Reproduce the listing below character for character; drop every image.

* Start Data for the task *

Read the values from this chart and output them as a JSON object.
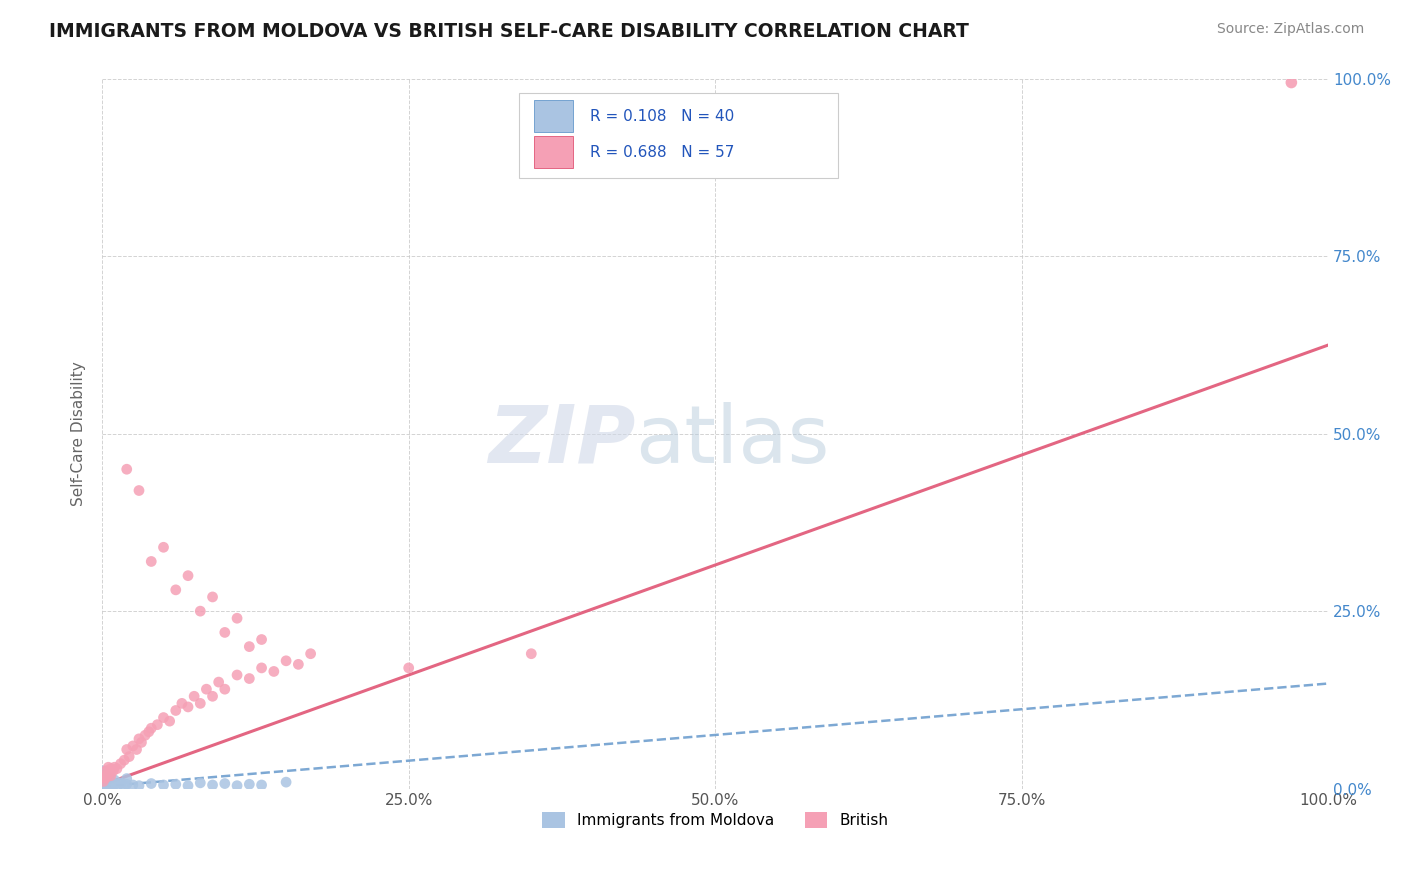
{
  "title": "IMMIGRANTS FROM MOLDOVA VS BRITISH SELF-CARE DISABILITY CORRELATION CHART",
  "source": "Source: ZipAtlas.com",
  "ylabel": "Self-Care Disability",
  "xlim": [
    0,
    1.0
  ],
  "ylim": [
    0,
    1.0
  ],
  "xtick_labels": [
    "0.0%",
    "25.0%",
    "50.0%",
    "75.0%",
    "100.0%"
  ],
  "xtick_vals": [
    0.0,
    0.25,
    0.5,
    0.75,
    1.0
  ],
  "ytick_labels_right": [
    "100.0%",
    "75.0%",
    "50.0%",
    "25.0%",
    "0.0%"
  ],
  "ytick_vals": [
    1.0,
    0.75,
    0.5,
    0.25,
    0.0
  ],
  "background_color": "#ffffff",
  "grid_color": "#c8c8c8",
  "watermark_zip": "ZIP",
  "watermark_atlas": "atlas",
  "legend_r1": "R = 0.108",
  "legend_n1": "N = 40",
  "legend_r2": "R = 0.688",
  "legend_n2": "N = 57",
  "color_moldova": "#aac4e2",
  "color_british": "#f5a0b5",
  "color_moldova_line": "#6699cc",
  "color_british_line": "#e05575",
  "label_moldova": "Immigrants from Moldova",
  "label_british": "British",
  "title_color": "#1a1a1a",
  "axis_label_color": "#666666",
  "legend_text_color": "#2255bb",
  "right_tick_color": "#4488cc",
  "moldova_line_slope": 0.145,
  "moldova_line_intercept": 0.003,
  "british_line_slope": 0.62,
  "british_line_intercept": 0.005,
  "british_outlier": [
    0.97,
    0.995
  ],
  "moldova_scatter": [
    [
      0.001,
      0.008
    ],
    [
      0.002,
      0.005
    ],
    [
      0.003,
      0.003
    ],
    [
      0.004,
      0.006
    ],
    [
      0.005,
      0.004
    ],
    [
      0.006,
      0.007
    ],
    [
      0.007,
      0.003
    ],
    [
      0.008,
      0.009
    ],
    [
      0.009,
      0.005
    ],
    [
      0.01,
      0.006
    ],
    [
      0.012,
      0.004
    ],
    [
      0.015,
      0.007
    ],
    [
      0.001,
      0.025
    ],
    [
      0.002,
      0.02
    ],
    [
      0.003,
      0.018
    ],
    [
      0.018,
      0.004
    ],
    [
      0.02,
      0.006
    ],
    [
      0.025,
      0.005
    ],
    [
      0.03,
      0.004
    ],
    [
      0.04,
      0.007
    ],
    [
      0.05,
      0.005
    ],
    [
      0.06,
      0.006
    ],
    [
      0.07,
      0.004
    ],
    [
      0.08,
      0.008
    ],
    [
      0.09,
      0.005
    ],
    [
      0.1,
      0.007
    ],
    [
      0.11,
      0.004
    ],
    [
      0.12,
      0.006
    ],
    [
      0.13,
      0.005
    ],
    [
      0.15,
      0.009
    ],
    [
      0.003,
      0.012
    ],
    [
      0.005,
      0.015
    ],
    [
      0.007,
      0.01
    ],
    [
      0.01,
      0.012
    ],
    [
      0.015,
      0.008
    ],
    [
      0.02,
      0.014
    ],
    [
      0.001,
      0.005
    ],
    [
      0.002,
      0.003
    ],
    [
      0.004,
      0.008
    ],
    [
      0.006,
      0.004
    ]
  ],
  "british_scatter": [
    [
      0.003,
      0.015
    ],
    [
      0.005,
      0.02
    ],
    [
      0.007,
      0.018
    ],
    [
      0.009,
      0.025
    ],
    [
      0.01,
      0.03
    ],
    [
      0.012,
      0.028
    ],
    [
      0.015,
      0.035
    ],
    [
      0.018,
      0.04
    ],
    [
      0.02,
      0.055
    ],
    [
      0.022,
      0.045
    ],
    [
      0.025,
      0.06
    ],
    [
      0.028,
      0.055
    ],
    [
      0.03,
      0.07
    ],
    [
      0.032,
      0.065
    ],
    [
      0.035,
      0.075
    ],
    [
      0.038,
      0.08
    ],
    [
      0.04,
      0.085
    ],
    [
      0.045,
      0.09
    ],
    [
      0.05,
      0.1
    ],
    [
      0.055,
      0.095
    ],
    [
      0.06,
      0.11
    ],
    [
      0.065,
      0.12
    ],
    [
      0.07,
      0.115
    ],
    [
      0.075,
      0.13
    ],
    [
      0.08,
      0.12
    ],
    [
      0.085,
      0.14
    ],
    [
      0.09,
      0.13
    ],
    [
      0.095,
      0.15
    ],
    [
      0.1,
      0.14
    ],
    [
      0.11,
      0.16
    ],
    [
      0.12,
      0.155
    ],
    [
      0.13,
      0.17
    ],
    [
      0.14,
      0.165
    ],
    [
      0.15,
      0.18
    ],
    [
      0.16,
      0.175
    ],
    [
      0.17,
      0.19
    ],
    [
      0.02,
      0.45
    ],
    [
      0.03,
      0.42
    ],
    [
      0.04,
      0.32
    ],
    [
      0.05,
      0.34
    ],
    [
      0.06,
      0.28
    ],
    [
      0.07,
      0.3
    ],
    [
      0.08,
      0.25
    ],
    [
      0.09,
      0.27
    ],
    [
      0.1,
      0.22
    ],
    [
      0.11,
      0.24
    ],
    [
      0.12,
      0.2
    ],
    [
      0.13,
      0.21
    ],
    [
      0.25,
      0.17
    ],
    [
      0.35,
      0.19
    ],
    [
      0.001,
      0.01
    ],
    [
      0.002,
      0.015
    ],
    [
      0.003,
      0.025
    ],
    [
      0.004,
      0.02
    ],
    [
      0.005,
      0.03
    ],
    [
      0.006,
      0.022
    ],
    [
      0.007,
      0.028
    ]
  ]
}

* End Data for the task *

> Right answer:
Read the values from this chart and output them as a JSON object.
{
  "title": "IMMIGRANTS FROM MOLDOVA VS BRITISH SELF-CARE DISABILITY CORRELATION CHART",
  "source": "Source: ZipAtlas.com",
  "ylabel": "Self-Care Disability",
  "xlim": [
    0,
    1.0
  ],
  "ylim": [
    0,
    1.0
  ],
  "xtick_labels": [
    "0.0%",
    "25.0%",
    "50.0%",
    "75.0%",
    "100.0%"
  ],
  "xtick_vals": [
    0.0,
    0.25,
    0.5,
    0.75,
    1.0
  ],
  "ytick_labels_right": [
    "100.0%",
    "75.0%",
    "50.0%",
    "25.0%",
    "0.0%"
  ],
  "ytick_vals": [
    1.0,
    0.75,
    0.5,
    0.25,
    0.0
  ],
  "background_color": "#ffffff",
  "grid_color": "#c8c8c8",
  "watermark_zip": "ZIP",
  "watermark_atlas": "atlas",
  "legend_r1": "R = 0.108",
  "legend_n1": "N = 40",
  "legend_r2": "R = 0.688",
  "legend_n2": "N = 57",
  "color_moldova": "#aac4e2",
  "color_british": "#f5a0b5",
  "color_moldova_line": "#6699cc",
  "color_british_line": "#e05575",
  "label_moldova": "Immigrants from Moldova",
  "label_british": "British",
  "title_color": "#1a1a1a",
  "axis_label_color": "#666666",
  "legend_text_color": "#2255bb",
  "right_tick_color": "#4488cc",
  "moldova_line_slope": 0.145,
  "moldova_line_intercept": 0.003,
  "british_line_slope": 0.62,
  "british_line_intercept": 0.005,
  "british_outlier": [
    0.97,
    0.995
  ],
  "moldova_scatter": [
    [
      0.001,
      0.008
    ],
    [
      0.002,
      0.005
    ],
    [
      0.003,
      0.003
    ],
    [
      0.004,
      0.006
    ],
    [
      0.005,
      0.004
    ],
    [
      0.006,
      0.007
    ],
    [
      0.007,
      0.003
    ],
    [
      0.008,
      0.009
    ],
    [
      0.009,
      0.005
    ],
    [
      0.01,
      0.006
    ],
    [
      0.012,
      0.004
    ],
    [
      0.015,
      0.007
    ],
    [
      0.001,
      0.025
    ],
    [
      0.002,
      0.02
    ],
    [
      0.003,
      0.018
    ],
    [
      0.018,
      0.004
    ],
    [
      0.02,
      0.006
    ],
    [
      0.025,
      0.005
    ],
    [
      0.03,
      0.004
    ],
    [
      0.04,
      0.007
    ],
    [
      0.05,
      0.005
    ],
    [
      0.06,
      0.006
    ],
    [
      0.07,
      0.004
    ],
    [
      0.08,
      0.008
    ],
    [
      0.09,
      0.005
    ],
    [
      0.1,
      0.007
    ],
    [
      0.11,
      0.004
    ],
    [
      0.12,
      0.006
    ],
    [
      0.13,
      0.005
    ],
    [
      0.15,
      0.009
    ],
    [
      0.003,
      0.012
    ],
    [
      0.005,
      0.015
    ],
    [
      0.007,
      0.01
    ],
    [
      0.01,
      0.012
    ],
    [
      0.015,
      0.008
    ],
    [
      0.02,
      0.014
    ],
    [
      0.001,
      0.005
    ],
    [
      0.002,
      0.003
    ],
    [
      0.004,
      0.008
    ],
    [
      0.006,
      0.004
    ]
  ],
  "british_scatter": [
    [
      0.003,
      0.015
    ],
    [
      0.005,
      0.02
    ],
    [
      0.007,
      0.018
    ],
    [
      0.009,
      0.025
    ],
    [
      0.01,
      0.03
    ],
    [
      0.012,
      0.028
    ],
    [
      0.015,
      0.035
    ],
    [
      0.018,
      0.04
    ],
    [
      0.02,
      0.055
    ],
    [
      0.022,
      0.045
    ],
    [
      0.025,
      0.06
    ],
    [
      0.028,
      0.055
    ],
    [
      0.03,
      0.07
    ],
    [
      0.032,
      0.065
    ],
    [
      0.035,
      0.075
    ],
    [
      0.038,
      0.08
    ],
    [
      0.04,
      0.085
    ],
    [
      0.045,
      0.09
    ],
    [
      0.05,
      0.1
    ],
    [
      0.055,
      0.095
    ],
    [
      0.06,
      0.11
    ],
    [
      0.065,
      0.12
    ],
    [
      0.07,
      0.115
    ],
    [
      0.075,
      0.13
    ],
    [
      0.08,
      0.12
    ],
    [
      0.085,
      0.14
    ],
    [
      0.09,
      0.13
    ],
    [
      0.095,
      0.15
    ],
    [
      0.1,
      0.14
    ],
    [
      0.11,
      0.16
    ],
    [
      0.12,
      0.155
    ],
    [
      0.13,
      0.17
    ],
    [
      0.14,
      0.165
    ],
    [
      0.15,
      0.18
    ],
    [
      0.16,
      0.175
    ],
    [
      0.17,
      0.19
    ],
    [
      0.02,
      0.45
    ],
    [
      0.03,
      0.42
    ],
    [
      0.04,
      0.32
    ],
    [
      0.05,
      0.34
    ],
    [
      0.06,
      0.28
    ],
    [
      0.07,
      0.3
    ],
    [
      0.08,
      0.25
    ],
    [
      0.09,
      0.27
    ],
    [
      0.1,
      0.22
    ],
    [
      0.11,
      0.24
    ],
    [
      0.12,
      0.2
    ],
    [
      0.13,
      0.21
    ],
    [
      0.25,
      0.17
    ],
    [
      0.35,
      0.19
    ],
    [
      0.001,
      0.01
    ],
    [
      0.002,
      0.015
    ],
    [
      0.003,
      0.025
    ],
    [
      0.004,
      0.02
    ],
    [
      0.005,
      0.03
    ],
    [
      0.006,
      0.022
    ],
    [
      0.007,
      0.028
    ]
  ]
}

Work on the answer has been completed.